## Begin Record excerpts

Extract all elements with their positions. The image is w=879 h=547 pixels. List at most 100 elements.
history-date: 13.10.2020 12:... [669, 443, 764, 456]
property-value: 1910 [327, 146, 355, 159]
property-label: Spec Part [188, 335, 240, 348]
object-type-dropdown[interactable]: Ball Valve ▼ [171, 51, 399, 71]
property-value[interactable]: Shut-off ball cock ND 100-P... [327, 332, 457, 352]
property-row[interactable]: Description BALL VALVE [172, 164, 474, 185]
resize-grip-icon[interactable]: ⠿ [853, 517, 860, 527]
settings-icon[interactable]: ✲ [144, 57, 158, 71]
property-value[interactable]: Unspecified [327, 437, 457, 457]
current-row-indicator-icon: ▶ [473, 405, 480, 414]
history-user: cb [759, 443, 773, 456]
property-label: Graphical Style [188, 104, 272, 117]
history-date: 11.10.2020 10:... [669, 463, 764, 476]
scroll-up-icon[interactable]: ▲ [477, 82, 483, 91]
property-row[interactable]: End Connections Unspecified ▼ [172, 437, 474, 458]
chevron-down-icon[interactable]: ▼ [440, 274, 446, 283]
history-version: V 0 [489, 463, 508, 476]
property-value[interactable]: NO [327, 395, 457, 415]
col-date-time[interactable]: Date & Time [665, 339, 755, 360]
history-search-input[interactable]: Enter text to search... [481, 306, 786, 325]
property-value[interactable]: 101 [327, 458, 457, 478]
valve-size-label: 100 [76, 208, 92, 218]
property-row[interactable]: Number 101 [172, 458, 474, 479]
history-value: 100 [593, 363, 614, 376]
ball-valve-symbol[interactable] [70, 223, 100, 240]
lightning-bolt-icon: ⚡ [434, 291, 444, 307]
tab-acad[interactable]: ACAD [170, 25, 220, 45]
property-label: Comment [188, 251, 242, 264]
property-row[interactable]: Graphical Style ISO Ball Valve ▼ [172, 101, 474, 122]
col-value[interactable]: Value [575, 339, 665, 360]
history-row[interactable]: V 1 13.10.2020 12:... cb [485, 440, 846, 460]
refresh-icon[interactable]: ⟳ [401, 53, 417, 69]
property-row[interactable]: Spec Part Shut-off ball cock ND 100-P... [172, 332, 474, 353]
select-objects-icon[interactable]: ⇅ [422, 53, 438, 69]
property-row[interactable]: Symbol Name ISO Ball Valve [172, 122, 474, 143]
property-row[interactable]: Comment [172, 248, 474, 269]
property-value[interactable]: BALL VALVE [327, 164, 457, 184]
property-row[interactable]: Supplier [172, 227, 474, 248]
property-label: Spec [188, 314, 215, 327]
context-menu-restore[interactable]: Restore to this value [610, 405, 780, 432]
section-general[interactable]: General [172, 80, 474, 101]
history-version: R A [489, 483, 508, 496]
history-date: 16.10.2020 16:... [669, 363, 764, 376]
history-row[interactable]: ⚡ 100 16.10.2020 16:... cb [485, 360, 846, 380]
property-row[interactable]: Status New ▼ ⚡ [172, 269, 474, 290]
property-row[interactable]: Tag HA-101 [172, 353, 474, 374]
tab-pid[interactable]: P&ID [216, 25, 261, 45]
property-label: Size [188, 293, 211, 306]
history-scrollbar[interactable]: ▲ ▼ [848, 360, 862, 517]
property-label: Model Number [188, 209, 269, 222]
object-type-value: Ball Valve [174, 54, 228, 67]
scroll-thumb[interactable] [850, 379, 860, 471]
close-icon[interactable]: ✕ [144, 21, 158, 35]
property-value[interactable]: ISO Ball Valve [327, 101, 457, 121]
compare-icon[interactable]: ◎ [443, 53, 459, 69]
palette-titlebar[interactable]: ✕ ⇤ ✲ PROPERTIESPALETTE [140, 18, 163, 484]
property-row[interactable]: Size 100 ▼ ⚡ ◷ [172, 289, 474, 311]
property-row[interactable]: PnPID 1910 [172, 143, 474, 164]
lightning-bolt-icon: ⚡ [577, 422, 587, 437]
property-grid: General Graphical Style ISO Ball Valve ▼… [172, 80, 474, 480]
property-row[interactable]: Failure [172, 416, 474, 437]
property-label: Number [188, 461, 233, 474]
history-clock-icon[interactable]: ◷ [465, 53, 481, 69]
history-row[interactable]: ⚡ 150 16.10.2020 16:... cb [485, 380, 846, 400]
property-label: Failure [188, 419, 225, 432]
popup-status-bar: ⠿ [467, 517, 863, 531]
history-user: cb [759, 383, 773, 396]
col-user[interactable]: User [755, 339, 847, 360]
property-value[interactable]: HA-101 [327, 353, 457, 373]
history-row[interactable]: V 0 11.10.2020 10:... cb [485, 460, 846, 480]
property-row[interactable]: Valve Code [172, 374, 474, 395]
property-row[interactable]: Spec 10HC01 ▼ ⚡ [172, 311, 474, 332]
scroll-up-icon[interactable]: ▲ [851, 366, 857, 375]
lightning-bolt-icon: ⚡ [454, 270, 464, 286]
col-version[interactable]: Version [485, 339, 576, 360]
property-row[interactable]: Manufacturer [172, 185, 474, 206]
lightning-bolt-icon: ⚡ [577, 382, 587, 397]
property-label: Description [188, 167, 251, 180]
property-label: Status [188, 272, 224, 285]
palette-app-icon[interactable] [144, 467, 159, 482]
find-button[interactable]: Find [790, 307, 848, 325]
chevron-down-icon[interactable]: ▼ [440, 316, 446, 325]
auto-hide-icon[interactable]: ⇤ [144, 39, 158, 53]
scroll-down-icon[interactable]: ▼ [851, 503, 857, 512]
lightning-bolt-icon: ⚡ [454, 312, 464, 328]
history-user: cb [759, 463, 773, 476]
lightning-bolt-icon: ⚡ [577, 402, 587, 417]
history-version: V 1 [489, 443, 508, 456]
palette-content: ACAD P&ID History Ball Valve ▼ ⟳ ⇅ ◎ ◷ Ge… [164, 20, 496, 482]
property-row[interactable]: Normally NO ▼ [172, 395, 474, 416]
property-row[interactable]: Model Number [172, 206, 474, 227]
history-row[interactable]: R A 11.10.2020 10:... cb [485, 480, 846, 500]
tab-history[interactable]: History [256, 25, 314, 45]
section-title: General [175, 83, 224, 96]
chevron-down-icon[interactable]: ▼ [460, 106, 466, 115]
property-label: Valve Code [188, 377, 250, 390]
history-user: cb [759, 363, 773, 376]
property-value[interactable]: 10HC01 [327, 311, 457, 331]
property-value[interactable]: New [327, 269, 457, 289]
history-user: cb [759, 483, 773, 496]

## End Record excerpts
## Begin Record excerpts

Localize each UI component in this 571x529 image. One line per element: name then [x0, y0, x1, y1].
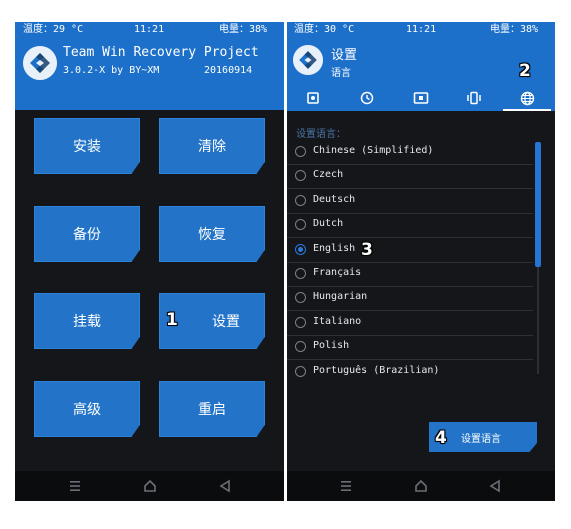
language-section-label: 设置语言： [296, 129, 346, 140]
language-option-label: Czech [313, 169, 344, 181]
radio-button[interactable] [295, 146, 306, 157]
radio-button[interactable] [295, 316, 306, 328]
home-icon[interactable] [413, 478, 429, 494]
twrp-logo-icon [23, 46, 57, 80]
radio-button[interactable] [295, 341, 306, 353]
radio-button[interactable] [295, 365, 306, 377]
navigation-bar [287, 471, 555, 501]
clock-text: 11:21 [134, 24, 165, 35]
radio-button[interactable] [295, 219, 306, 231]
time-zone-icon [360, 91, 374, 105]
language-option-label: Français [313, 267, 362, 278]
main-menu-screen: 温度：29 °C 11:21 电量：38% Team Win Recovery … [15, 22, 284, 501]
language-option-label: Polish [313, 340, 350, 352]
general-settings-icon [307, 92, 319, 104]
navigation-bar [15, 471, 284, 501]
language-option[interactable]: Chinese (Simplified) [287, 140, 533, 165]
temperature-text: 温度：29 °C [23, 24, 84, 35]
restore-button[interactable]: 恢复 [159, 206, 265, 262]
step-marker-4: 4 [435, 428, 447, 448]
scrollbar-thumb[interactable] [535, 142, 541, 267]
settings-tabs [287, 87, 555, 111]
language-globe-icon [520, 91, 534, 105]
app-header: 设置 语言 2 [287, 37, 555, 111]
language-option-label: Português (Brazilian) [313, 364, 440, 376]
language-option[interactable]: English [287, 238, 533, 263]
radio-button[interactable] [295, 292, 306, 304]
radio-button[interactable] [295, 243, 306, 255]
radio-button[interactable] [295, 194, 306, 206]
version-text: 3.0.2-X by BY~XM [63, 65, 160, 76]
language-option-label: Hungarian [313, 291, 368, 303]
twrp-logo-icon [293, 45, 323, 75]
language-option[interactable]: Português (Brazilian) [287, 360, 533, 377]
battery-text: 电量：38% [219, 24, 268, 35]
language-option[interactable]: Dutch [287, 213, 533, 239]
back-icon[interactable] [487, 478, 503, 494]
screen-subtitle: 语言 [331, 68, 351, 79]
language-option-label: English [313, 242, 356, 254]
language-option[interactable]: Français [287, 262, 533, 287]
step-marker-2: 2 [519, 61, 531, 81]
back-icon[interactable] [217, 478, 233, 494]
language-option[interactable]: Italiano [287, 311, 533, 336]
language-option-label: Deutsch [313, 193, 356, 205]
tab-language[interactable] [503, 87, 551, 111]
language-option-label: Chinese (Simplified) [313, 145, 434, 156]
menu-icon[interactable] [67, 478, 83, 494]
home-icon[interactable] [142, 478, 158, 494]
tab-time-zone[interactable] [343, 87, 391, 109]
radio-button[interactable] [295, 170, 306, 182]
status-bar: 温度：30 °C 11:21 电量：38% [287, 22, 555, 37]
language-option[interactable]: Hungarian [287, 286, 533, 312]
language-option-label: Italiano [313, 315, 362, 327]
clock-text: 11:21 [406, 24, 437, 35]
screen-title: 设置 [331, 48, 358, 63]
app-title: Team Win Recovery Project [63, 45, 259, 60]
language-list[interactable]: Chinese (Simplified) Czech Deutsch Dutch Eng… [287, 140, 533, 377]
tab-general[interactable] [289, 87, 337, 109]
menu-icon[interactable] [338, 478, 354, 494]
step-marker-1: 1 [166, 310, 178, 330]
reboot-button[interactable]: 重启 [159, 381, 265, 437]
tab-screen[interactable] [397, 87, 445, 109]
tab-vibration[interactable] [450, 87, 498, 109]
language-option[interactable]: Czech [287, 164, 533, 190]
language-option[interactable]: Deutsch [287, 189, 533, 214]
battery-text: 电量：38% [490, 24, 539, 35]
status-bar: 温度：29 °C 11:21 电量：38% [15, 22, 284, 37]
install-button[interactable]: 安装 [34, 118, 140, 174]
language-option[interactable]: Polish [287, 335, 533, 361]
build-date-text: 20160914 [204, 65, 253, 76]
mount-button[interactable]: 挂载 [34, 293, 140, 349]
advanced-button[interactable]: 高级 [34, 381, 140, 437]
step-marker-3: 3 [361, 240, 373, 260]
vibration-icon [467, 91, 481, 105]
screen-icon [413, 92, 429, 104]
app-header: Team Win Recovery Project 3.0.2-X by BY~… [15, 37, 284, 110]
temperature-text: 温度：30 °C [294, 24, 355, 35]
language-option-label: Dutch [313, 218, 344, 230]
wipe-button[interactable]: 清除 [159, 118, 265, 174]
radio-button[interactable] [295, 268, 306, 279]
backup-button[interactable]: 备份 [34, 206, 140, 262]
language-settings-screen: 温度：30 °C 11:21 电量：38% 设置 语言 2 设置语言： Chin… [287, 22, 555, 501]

## End Record excerpts

[Goal] Rewrite the data between the lines containing "language-section-label: 设置语言： [296, 129, 346, 140]" and "radio-button[interactable] [295, 194, 306, 206]", inclusive, as a numbered list, leaving out any blank lines.

[Exercise response]
1. language-section-label: 设置语言： [296, 129, 346, 140]
2. language-option-label: Czech [313, 169, 344, 181]
3. radio-button[interactable] [295, 146, 306, 157]
4. radio-button[interactable] [295, 316, 306, 328]
5. home-icon[interactable] [413, 478, 429, 494]
6. twrp-logo-icon [23, 46, 57, 80]
7. radio-button[interactable] [295, 341, 306, 353]
8. radio-button[interactable] [295, 365, 306, 377]
9. navigation-bar [287, 471, 555, 501]
10. clock-text: 11:21 [134, 24, 165, 35]
11. radio-button[interactable] [295, 219, 306, 231]
12. time-zone-icon [360, 91, 374, 105]
13. language-option-label: Français [313, 267, 362, 278]
14. main-menu-screen: 温度：29 °C 11:21 电量：38% Team Win Recovery … [15, 22, 284, 501]
15. language-option-label: Polish [313, 340, 350, 352]
16. general-settings-icon [307, 92, 319, 104]
17. navigation-bar [15, 471, 284, 501]
18. language-option[interactable]: Chinese (Simplified) [287, 140, 533, 165]
19. temperature-text: 温度：29 °C [23, 24, 84, 35]
20. restore-button[interactable]: 恢复 [159, 206, 265, 262]
21. step-marker-4: 4 [435, 428, 447, 448]
22. scrollbar-thumb[interactable] [535, 142, 541, 267]
23. settings-tabs [287, 87, 555, 111]
24. language-globe-icon [520, 91, 534, 105]
25. app-header: 设置 语言 2 [287, 37, 555, 111]
26. language-option-label: Português (Brazilian) [313, 364, 440, 376]
27. language-option[interactable]: English [287, 238, 533, 263]
28. radio-button[interactable] [295, 292, 306, 304]
29. radio-button[interactable] [295, 243, 306, 255]
30. radio-button[interactable] [295, 194, 306, 206]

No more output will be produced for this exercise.